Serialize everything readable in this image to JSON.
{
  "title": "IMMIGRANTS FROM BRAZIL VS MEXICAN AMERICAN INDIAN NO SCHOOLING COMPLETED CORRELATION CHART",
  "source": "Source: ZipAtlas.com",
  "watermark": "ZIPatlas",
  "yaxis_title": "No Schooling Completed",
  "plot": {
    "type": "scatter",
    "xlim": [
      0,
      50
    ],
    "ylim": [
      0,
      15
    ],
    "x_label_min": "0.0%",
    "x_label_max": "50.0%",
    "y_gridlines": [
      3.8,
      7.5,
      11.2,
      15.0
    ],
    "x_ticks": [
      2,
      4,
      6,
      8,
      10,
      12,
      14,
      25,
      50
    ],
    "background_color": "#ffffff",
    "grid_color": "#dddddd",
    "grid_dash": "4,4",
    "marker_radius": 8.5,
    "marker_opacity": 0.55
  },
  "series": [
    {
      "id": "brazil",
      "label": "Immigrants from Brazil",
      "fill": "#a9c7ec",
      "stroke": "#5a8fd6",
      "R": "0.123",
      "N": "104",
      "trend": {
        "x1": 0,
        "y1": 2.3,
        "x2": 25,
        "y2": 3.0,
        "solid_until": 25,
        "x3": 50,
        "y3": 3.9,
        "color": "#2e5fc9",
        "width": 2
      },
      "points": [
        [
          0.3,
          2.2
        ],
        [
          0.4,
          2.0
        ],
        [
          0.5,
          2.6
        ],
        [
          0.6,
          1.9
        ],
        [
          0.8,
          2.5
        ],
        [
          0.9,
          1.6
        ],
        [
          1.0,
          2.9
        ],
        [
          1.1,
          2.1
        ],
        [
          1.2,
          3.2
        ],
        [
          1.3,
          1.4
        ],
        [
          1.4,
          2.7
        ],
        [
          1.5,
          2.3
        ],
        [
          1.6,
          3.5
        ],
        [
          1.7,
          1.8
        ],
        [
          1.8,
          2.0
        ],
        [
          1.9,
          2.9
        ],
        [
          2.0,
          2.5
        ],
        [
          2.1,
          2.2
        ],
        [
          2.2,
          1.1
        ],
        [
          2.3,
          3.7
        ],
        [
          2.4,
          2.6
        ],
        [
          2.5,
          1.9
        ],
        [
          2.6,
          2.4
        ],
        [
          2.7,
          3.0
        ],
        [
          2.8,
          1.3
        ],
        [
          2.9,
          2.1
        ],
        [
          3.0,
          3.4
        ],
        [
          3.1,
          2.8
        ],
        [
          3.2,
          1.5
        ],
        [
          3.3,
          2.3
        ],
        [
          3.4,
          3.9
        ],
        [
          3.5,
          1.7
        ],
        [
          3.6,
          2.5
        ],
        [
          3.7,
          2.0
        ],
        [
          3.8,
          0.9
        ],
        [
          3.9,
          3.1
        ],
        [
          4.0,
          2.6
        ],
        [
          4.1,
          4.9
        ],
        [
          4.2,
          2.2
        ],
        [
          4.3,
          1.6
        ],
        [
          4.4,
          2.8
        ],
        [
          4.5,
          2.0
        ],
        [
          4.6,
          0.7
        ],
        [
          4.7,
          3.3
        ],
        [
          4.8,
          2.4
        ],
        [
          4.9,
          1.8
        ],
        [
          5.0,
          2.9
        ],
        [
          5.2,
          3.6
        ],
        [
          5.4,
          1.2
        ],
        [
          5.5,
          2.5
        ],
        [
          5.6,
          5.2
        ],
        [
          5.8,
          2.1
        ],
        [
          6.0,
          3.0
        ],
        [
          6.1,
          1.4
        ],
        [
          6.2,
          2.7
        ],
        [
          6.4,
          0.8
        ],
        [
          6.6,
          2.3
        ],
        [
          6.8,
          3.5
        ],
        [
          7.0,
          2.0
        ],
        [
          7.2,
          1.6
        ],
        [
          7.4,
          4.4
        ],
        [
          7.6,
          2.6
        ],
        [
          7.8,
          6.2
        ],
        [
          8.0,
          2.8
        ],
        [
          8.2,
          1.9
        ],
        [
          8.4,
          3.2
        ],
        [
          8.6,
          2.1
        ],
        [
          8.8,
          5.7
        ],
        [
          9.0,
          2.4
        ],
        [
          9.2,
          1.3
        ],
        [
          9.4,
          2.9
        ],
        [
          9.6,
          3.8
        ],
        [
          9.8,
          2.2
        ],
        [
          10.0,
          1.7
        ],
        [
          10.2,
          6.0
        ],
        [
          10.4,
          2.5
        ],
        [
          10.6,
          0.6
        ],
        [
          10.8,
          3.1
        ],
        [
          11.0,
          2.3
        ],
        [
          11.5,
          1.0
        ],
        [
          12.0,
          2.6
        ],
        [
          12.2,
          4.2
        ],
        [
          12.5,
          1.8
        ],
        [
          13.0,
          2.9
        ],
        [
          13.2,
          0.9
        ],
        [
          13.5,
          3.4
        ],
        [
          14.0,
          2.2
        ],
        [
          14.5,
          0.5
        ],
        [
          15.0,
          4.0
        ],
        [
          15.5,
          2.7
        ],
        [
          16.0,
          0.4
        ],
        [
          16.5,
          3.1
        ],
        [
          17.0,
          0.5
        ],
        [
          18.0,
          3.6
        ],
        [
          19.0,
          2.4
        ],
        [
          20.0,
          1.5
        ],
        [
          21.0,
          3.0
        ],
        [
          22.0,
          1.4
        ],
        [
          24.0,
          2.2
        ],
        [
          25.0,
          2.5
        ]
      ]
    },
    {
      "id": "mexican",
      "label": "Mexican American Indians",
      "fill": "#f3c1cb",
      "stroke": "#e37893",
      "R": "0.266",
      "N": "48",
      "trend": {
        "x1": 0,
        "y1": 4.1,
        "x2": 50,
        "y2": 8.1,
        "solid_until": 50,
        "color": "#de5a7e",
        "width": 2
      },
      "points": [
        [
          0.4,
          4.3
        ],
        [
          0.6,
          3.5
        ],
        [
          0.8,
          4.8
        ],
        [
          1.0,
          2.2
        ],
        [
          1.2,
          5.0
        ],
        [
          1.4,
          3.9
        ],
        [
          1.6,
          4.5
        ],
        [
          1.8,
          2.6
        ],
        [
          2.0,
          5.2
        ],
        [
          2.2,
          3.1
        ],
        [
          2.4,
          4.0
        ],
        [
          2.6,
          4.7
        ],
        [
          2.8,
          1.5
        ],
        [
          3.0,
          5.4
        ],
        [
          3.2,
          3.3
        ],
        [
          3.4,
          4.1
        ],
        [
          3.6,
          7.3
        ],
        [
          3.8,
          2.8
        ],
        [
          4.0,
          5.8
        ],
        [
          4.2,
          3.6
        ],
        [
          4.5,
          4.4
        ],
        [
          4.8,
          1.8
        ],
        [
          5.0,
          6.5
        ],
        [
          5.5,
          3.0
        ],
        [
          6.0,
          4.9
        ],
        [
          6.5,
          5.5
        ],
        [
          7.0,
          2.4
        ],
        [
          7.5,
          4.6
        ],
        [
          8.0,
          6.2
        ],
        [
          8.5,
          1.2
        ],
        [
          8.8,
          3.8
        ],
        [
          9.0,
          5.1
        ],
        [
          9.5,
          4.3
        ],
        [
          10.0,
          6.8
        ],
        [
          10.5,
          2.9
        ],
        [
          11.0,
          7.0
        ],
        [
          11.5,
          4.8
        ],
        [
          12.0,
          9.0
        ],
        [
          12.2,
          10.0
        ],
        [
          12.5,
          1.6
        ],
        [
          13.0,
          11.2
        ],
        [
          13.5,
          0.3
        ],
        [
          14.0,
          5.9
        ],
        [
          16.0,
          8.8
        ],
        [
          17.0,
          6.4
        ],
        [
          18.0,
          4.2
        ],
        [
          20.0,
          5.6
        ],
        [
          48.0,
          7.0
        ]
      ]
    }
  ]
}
══════════
## Set exercise
Output all of the data again, exactly.

## Exercise answer
Serialize everything readable in this image to JSON.
{
  "title": "IMMIGRANTS FROM BRAZIL VS MEXICAN AMERICAN INDIAN NO SCHOOLING COMPLETED CORRELATION CHART",
  "source": "Source: ZipAtlas.com",
  "watermark": "ZIPatlas",
  "yaxis_title": "No Schooling Completed",
  "plot": {
    "type": "scatter",
    "xlim": [
      0,
      50
    ],
    "ylim": [
      0,
      15
    ],
    "x_label_min": "0.0%",
    "x_label_max": "50.0%",
    "y_gridlines": [
      3.8,
      7.5,
      11.2,
      15.0
    ],
    "x_ticks": [
      2,
      4,
      6,
      8,
      10,
      12,
      14,
      25,
      50
    ],
    "background_color": "#ffffff",
    "grid_color": "#dddddd",
    "grid_dash": "4,4",
    "marker_radius": 8.5,
    "marker_opacity": 0.55
  },
  "series": [
    {
      "id": "brazil",
      "label": "Immigrants from Brazil",
      "fill": "#a9c7ec",
      "stroke": "#5a8fd6",
      "R": "0.123",
      "N": "104",
      "trend": {
        "x1": 0,
        "y1": 2.3,
        "x2": 25,
        "y2": 3.0,
        "solid_until": 25,
        "x3": 50,
        "y3": 3.9,
        "color": "#2e5fc9",
        "width": 2
      },
      "points": [
        [
          0.3,
          2.2
        ],
        [
          0.4,
          2.0
        ],
        [
          0.5,
          2.6
        ],
        [
          0.6,
          1.9
        ],
        [
          0.8,
          2.5
        ],
        [
          0.9,
          1.6
        ],
        [
          1.0,
          2.9
        ],
        [
          1.1,
          2.1
        ],
        [
          1.2,
          3.2
        ],
        [
          1.3,
          1.4
        ],
        [
          1.4,
          2.7
        ],
        [
          1.5,
          2.3
        ],
        [
          1.6,
          3.5
        ],
        [
          1.7,
          1.8
        ],
        [
          1.8,
          2.0
        ],
        [
          1.9,
          2.9
        ],
        [
          2.0,
          2.5
        ],
        [
          2.1,
          2.2
        ],
        [
          2.2,
          1.1
        ],
        [
          2.3,
          3.7
        ],
        [
          2.4,
          2.6
        ],
        [
          2.5,
          1.9
        ],
        [
          2.6,
          2.4
        ],
        [
          2.7,
          3.0
        ],
        [
          2.8,
          1.3
        ],
        [
          2.9,
          2.1
        ],
        [
          3.0,
          3.4
        ],
        [
          3.1,
          2.8
        ],
        [
          3.2,
          1.5
        ],
        [
          3.3,
          2.3
        ],
        [
          3.4,
          3.9
        ],
        [
          3.5,
          1.7
        ],
        [
          3.6,
          2.5
        ],
        [
          3.7,
          2.0
        ],
        [
          3.8,
          0.9
        ],
        [
          3.9,
          3.1
        ],
        [
          4.0,
          2.6
        ],
        [
          4.1,
          4.9
        ],
        [
          4.2,
          2.2
        ],
        [
          4.3,
          1.6
        ],
        [
          4.4,
          2.8
        ],
        [
          4.5,
          2.0
        ],
        [
          4.6,
          0.7
        ],
        [
          4.7,
          3.3
        ],
        [
          4.8,
          2.4
        ],
        [
          4.9,
          1.8
        ],
        [
          5.0,
          2.9
        ],
        [
          5.2,
          3.6
        ],
        [
          5.4,
          1.2
        ],
        [
          5.5,
          2.5
        ],
        [
          5.6,
          5.2
        ],
        [
          5.8,
          2.1
        ],
        [
          6.0,
          3.0
        ],
        [
          6.1,
          1.4
        ],
        [
          6.2,
          2.7
        ],
        [
          6.4,
          0.8
        ],
        [
          6.6,
          2.3
        ],
        [
          6.8,
          3.5
        ],
        [
          7.0,
          2.0
        ],
        [
          7.2,
          1.6
        ],
        [
          7.4,
          4.4
        ],
        [
          7.6,
          2.6
        ],
        [
          7.8,
          6.2
        ],
        [
          8.0,
          2.8
        ],
        [
          8.2,
          1.9
        ],
        [
          8.4,
          3.2
        ],
        [
          8.6,
          2.1
        ],
        [
          8.8,
          5.7
        ],
        [
          9.0,
          2.4
        ],
        [
          9.2,
          1.3
        ],
        [
          9.4,
          2.9
        ],
        [
          9.6,
          3.8
        ],
        [
          9.8,
          2.2
        ],
        [
          10.0,
          1.7
        ],
        [
          10.2,
          6.0
        ],
        [
          10.4,
          2.5
        ],
        [
          10.6,
          0.6
        ],
        [
          10.8,
          3.1
        ],
        [
          11.0,
          2.3
        ],
        [
          11.5,
          1.0
        ],
        [
          12.0,
          2.6
        ],
        [
          12.2,
          4.2
        ],
        [
          12.5,
          1.8
        ],
        [
          13.0,
          2.9
        ],
        [
          13.2,
          0.9
        ],
        [
          13.5,
          3.4
        ],
        [
          14.0,
          2.2
        ],
        [
          14.5,
          0.5
        ],
        [
          15.0,
          4.0
        ],
        [
          15.5,
          2.7
        ],
        [
          16.0,
          0.4
        ],
        [
          16.5,
          3.1
        ],
        [
          17.0,
          0.5
        ],
        [
          18.0,
          3.6
        ],
        [
          19.0,
          2.4
        ],
        [
          20.0,
          1.5
        ],
        [
          21.0,
          3.0
        ],
        [
          22.0,
          1.4
        ],
        [
          24.0,
          2.2
        ],
        [
          25.0,
          2.5
        ]
      ]
    },
    {
      "id": "mexican",
      "label": "Mexican American Indians",
      "fill": "#f3c1cb",
      "stroke": "#e37893",
      "R": "0.266",
      "N": "48",
      "trend": {
        "x1": 0,
        "y1": 4.1,
        "x2": 50,
        "y2": 8.1,
        "solid_until": 50,
        "color": "#de5a7e",
        "width": 2
      },
      "points": [
        [
          0.4,
          4.3
        ],
        [
          0.6,
          3.5
        ],
        [
          0.8,
          4.8
        ],
        [
          1.0,
          2.2
        ],
        [
          1.2,
          5.0
        ],
        [
          1.4,
          3.9
        ],
        [
          1.6,
          4.5
        ],
        [
          1.8,
          2.6
        ],
        [
          2.0,
          5.2
        ],
        [
          2.2,
          3.1
        ],
        [
          2.4,
          4.0
        ],
        [
          2.6,
          4.7
        ],
        [
          2.8,
          1.5
        ],
        [
          3.0,
          5.4
        ],
        [
          3.2,
          3.3
        ],
        [
          3.4,
          4.1
        ],
        [
          3.6,
          7.3
        ],
        [
          3.8,
          2.8
        ],
        [
          4.0,
          5.8
        ],
        [
          4.2,
          3.6
        ],
        [
          4.5,
          4.4
        ],
        [
          4.8,
          1.8
        ],
        [
          5.0,
          6.5
        ],
        [
          5.5,
          3.0
        ],
        [
          6.0,
          4.9
        ],
        [
          6.5,
          5.5
        ],
        [
          7.0,
          2.4
        ],
        [
          7.5,
          4.6
        ],
        [
          8.0,
          6.2
        ],
        [
          8.5,
          1.2
        ],
        [
          8.8,
          3.8
        ],
        [
          9.0,
          5.1
        ],
        [
          9.5,
          4.3
        ],
        [
          10.0,
          6.8
        ],
        [
          10.5,
          2.9
        ],
        [
          11.0,
          7.0
        ],
        [
          11.5,
          4.8
        ],
        [
          12.0,
          9.0
        ],
        [
          12.2,
          10.0
        ],
        [
          12.5,
          1.6
        ],
        [
          13.0,
          11.2
        ],
        [
          13.5,
          0.3
        ],
        [
          14.0,
          5.9
        ],
        [
          16.0,
          8.8
        ],
        [
          17.0,
          6.4
        ],
        [
          18.0,
          4.2
        ],
        [
          20.0,
          5.6
        ],
        [
          48.0,
          7.0
        ]
      ]
    }
  ]
}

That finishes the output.